**WRITTEN PROBLEM:**
Copy each line of the entries beneath that contains the word "text".

**MATERIAL:**
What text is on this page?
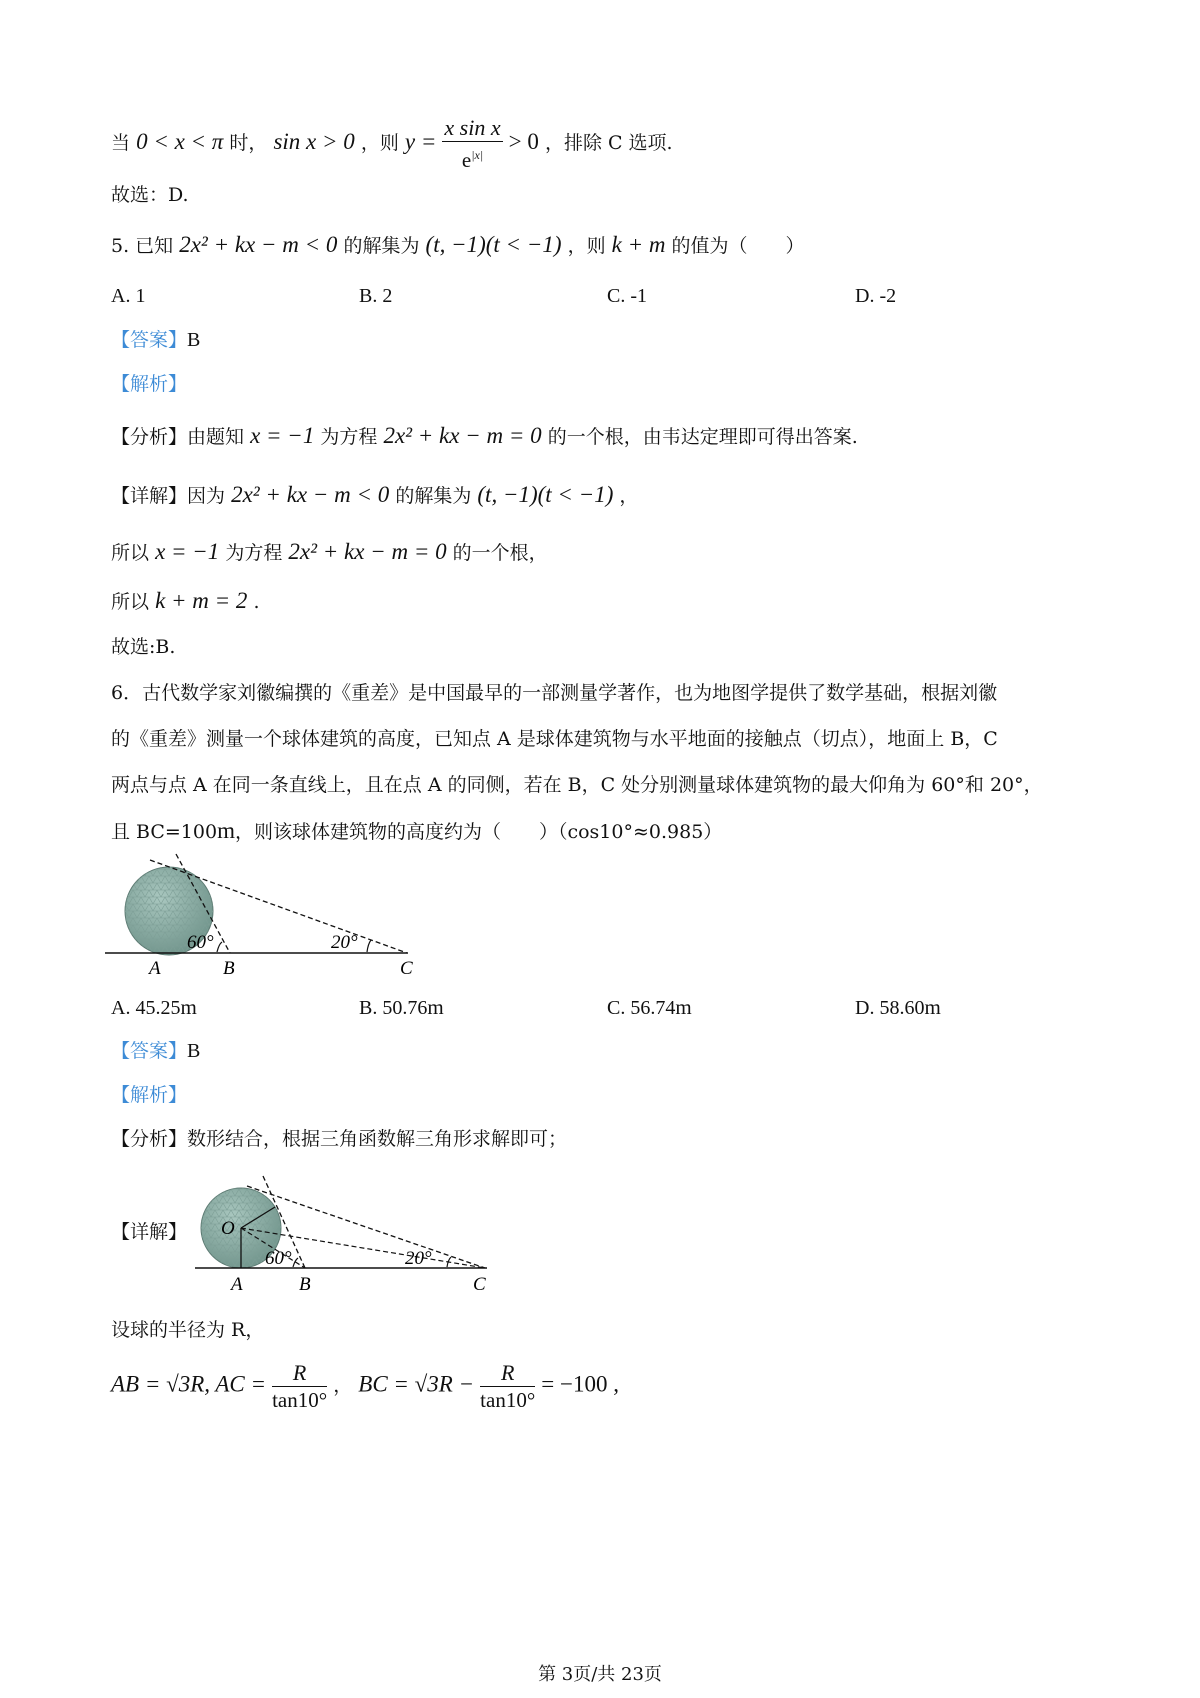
当 0 < x < π 时， sin x > 0 ，则 $y = \frac{\text{x sin x}}{e^{|x|}} > 0$ ，排除 C 选项.
故选：D.
5. 已知 2x² + kx − m < 0 的解集为 (t, −1)(t < −1) ，则 k + m 的值为（　　）
A. 1	B. 2	C. -1	D. -2
【答案】B
【解析】
【分析】由题知 x = −1 为方程 2x² + kx − m = 0 的一个根，由韦达定理即可得出答案.
【详解】因为 2x² + kx − m < 0 的解集为 (t, −1)(t < −1) ，
所以 x = −1 为方程 2x² + kx − m = 0 的一个根，
所以 k + m = 2 .
故选:B.
6．古代数学家刘徽编撰的《重差》是中国最早的一部测量学著作，也为地图学提供了数学基础，根据刘徽
的《重差》测量一个球体建筑的高度，已知点 A 是球体建筑物与水平地面的接触点（切点），地面上 B，C
两点与点 A 在同一条直线上，且在点 A 的同侧，若在 B，C 处分别测量球体建筑物的最大仰角为 60°和 20°，
且 BC=100m，则该球体建筑物的高度约为（　　）（cos10°≈0.985）
60°	20°
A	B	C
A. 45.25m	B. 50.76m	C. 56.74m	D. 58.60m
【答案】B
【解析】
【分析】数形结合，根据三角函数解三角形求解即可；
【详解】 O
60°	20°
A	B	C
设球的半径为 R，
AB = √3R, AC = $\frac{R}{\tan 10^\circ}$ ， BC = $√3R - \frac{R}{\tan 10^\circ} = -100$ ,
第 3页/共 23页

**ANSWER TO THE EXERCISE:**
What text is on this page?
当 0 < x < π 时， sin x > 0 ，则 $y = \frac{\text{x sin x}}{e^{|x|}} > 0$ ，排除 C 选项.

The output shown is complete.